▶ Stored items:

** START **

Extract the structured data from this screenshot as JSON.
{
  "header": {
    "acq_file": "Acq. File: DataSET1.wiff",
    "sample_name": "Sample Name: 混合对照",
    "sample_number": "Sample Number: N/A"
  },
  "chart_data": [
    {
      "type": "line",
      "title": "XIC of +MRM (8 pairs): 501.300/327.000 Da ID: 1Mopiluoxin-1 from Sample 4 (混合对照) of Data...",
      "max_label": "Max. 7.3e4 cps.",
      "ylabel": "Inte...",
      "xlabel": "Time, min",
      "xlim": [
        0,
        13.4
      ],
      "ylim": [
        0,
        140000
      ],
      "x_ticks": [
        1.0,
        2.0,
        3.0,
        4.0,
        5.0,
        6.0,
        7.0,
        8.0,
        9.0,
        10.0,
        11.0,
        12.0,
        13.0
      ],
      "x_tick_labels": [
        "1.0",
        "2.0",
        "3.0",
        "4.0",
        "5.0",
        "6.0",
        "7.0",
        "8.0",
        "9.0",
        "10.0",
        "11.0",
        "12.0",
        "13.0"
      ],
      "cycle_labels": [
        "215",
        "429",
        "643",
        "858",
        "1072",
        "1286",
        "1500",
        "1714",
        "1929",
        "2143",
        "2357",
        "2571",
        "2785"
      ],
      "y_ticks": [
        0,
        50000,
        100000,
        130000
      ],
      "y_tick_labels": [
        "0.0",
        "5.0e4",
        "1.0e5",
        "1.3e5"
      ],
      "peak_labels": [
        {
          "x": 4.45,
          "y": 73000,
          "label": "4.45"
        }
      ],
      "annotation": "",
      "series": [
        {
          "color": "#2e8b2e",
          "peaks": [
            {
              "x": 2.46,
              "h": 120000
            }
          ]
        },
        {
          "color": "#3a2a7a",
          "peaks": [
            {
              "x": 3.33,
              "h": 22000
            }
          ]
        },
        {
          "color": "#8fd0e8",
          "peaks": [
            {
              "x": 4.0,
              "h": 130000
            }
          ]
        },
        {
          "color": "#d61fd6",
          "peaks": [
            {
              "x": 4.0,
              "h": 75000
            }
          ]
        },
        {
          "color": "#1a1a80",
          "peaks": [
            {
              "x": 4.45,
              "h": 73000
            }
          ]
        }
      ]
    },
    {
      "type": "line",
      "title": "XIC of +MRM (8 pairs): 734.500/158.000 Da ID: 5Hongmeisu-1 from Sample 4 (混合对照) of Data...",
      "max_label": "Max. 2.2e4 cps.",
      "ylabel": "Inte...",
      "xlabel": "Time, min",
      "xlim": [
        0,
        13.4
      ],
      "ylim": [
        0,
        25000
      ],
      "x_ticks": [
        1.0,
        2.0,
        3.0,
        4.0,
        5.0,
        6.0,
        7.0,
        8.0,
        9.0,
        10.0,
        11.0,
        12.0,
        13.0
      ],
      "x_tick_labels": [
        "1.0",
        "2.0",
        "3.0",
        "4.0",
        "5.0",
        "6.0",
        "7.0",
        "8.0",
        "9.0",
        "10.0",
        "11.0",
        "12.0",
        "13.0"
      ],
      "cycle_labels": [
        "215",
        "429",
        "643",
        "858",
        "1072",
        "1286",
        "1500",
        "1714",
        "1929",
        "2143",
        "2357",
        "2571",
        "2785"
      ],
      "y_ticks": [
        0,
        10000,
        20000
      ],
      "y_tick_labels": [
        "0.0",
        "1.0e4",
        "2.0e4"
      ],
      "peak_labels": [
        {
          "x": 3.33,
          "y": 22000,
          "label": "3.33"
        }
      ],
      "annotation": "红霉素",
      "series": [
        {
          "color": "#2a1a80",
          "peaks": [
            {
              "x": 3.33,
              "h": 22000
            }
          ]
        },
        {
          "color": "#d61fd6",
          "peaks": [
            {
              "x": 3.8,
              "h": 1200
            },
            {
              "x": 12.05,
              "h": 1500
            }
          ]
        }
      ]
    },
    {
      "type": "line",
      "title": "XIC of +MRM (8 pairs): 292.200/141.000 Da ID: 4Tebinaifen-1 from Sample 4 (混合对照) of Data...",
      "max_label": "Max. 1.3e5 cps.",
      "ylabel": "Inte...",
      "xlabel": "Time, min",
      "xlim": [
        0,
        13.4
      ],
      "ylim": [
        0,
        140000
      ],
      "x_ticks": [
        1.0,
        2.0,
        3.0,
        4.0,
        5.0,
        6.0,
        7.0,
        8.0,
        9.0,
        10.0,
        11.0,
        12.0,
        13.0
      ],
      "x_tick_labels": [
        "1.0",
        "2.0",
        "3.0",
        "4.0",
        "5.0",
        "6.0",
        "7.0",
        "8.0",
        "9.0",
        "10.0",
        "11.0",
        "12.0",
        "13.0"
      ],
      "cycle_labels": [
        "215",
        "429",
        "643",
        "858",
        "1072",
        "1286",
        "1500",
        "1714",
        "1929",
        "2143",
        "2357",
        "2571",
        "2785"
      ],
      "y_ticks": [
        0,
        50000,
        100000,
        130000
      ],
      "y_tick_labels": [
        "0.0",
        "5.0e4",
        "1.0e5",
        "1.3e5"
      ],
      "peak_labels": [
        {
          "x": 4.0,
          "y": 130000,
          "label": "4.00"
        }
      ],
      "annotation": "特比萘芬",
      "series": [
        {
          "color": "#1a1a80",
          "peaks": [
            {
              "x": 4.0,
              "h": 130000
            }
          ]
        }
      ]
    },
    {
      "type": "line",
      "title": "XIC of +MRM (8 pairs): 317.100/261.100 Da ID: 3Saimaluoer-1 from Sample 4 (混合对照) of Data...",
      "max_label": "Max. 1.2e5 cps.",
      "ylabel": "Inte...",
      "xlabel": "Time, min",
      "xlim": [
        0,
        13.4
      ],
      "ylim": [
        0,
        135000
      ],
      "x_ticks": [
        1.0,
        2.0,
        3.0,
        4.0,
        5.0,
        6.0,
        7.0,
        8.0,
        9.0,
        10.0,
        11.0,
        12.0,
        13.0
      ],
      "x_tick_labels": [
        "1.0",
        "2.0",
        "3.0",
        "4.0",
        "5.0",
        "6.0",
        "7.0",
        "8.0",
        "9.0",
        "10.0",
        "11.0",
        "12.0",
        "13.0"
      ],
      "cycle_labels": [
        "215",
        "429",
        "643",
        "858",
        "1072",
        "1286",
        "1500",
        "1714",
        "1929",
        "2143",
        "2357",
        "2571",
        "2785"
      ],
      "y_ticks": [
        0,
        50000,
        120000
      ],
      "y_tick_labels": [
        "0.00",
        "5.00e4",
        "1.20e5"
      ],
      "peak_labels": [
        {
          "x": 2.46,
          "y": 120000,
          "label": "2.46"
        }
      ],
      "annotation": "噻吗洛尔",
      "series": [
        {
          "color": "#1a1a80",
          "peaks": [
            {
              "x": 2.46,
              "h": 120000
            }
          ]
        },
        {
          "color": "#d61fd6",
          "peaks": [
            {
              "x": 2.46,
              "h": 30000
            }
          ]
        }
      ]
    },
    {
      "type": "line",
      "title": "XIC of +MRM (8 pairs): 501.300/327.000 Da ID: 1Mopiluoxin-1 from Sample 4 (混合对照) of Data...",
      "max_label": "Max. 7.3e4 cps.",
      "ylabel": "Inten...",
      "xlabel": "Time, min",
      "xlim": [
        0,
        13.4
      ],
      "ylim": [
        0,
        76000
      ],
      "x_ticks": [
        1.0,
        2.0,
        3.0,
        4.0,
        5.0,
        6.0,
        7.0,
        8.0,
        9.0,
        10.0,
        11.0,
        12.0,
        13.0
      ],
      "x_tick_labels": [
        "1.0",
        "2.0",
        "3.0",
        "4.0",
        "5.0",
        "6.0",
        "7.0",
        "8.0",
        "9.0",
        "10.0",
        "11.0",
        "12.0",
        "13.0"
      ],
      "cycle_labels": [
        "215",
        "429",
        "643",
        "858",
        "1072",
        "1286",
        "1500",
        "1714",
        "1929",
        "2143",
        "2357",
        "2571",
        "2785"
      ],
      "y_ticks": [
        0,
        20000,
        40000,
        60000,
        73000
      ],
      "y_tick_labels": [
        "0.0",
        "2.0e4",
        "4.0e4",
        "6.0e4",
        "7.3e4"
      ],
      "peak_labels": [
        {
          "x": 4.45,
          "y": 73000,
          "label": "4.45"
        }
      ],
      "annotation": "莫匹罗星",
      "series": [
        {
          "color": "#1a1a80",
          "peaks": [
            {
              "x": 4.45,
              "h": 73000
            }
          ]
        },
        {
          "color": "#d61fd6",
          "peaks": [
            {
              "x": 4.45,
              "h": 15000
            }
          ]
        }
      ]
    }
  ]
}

** END **

▶ AIM OF THE EXERCISE: Report how many lines of the records above contain the word "annotation", giving only the number.

▶ RESPONSE TO THIS EXERCISE: 5